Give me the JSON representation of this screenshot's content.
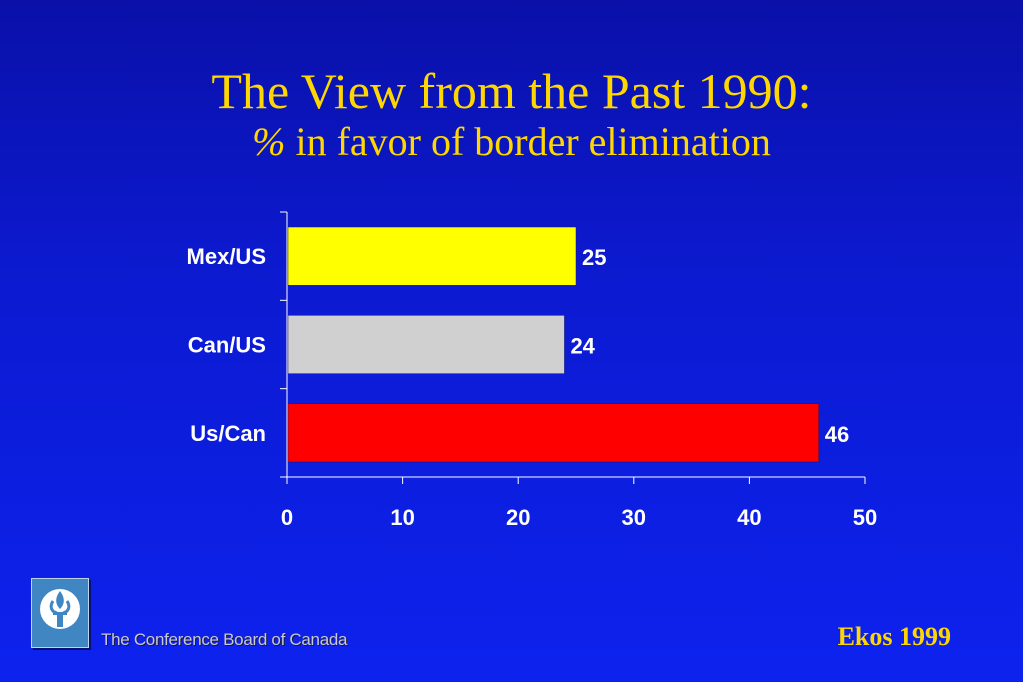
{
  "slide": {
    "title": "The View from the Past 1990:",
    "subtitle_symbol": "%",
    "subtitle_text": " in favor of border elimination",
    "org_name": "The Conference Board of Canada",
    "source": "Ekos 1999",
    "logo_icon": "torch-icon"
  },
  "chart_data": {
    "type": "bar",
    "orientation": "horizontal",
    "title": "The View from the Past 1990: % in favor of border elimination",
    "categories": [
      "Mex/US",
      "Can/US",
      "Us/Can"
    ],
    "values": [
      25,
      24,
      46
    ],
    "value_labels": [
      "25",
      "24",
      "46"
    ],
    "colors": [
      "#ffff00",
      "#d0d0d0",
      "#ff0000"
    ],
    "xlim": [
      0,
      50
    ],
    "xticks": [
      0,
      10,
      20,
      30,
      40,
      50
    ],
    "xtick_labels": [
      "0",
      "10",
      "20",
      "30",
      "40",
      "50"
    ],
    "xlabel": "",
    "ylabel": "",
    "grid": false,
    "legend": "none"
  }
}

TASK STATEMENT: Your copy should match the entries exactly, minus the pictures.

OUTPUT BELOW:
Give me the JSON representation of this screenshot's content.
{
  "slide": {
    "title": "The View from the Past 1990:",
    "subtitle_symbol": "%",
    "subtitle_text": " in favor of border elimination",
    "org_name": "The Conference Board of Canada",
    "source": "Ekos 1999",
    "logo_icon": "torch-icon"
  },
  "chart_data": {
    "type": "bar",
    "orientation": "horizontal",
    "title": "The View from the Past 1990: % in favor of border elimination",
    "categories": [
      "Mex/US",
      "Can/US",
      "Us/Can"
    ],
    "values": [
      25,
      24,
      46
    ],
    "value_labels": [
      "25",
      "24",
      "46"
    ],
    "colors": [
      "#ffff00",
      "#d0d0d0",
      "#ff0000"
    ],
    "xlim": [
      0,
      50
    ],
    "xticks": [
      0,
      10,
      20,
      30,
      40,
      50
    ],
    "xtick_labels": [
      "0",
      "10",
      "20",
      "30",
      "40",
      "50"
    ],
    "xlabel": "",
    "ylabel": "",
    "grid": false,
    "legend": "none"
  }
}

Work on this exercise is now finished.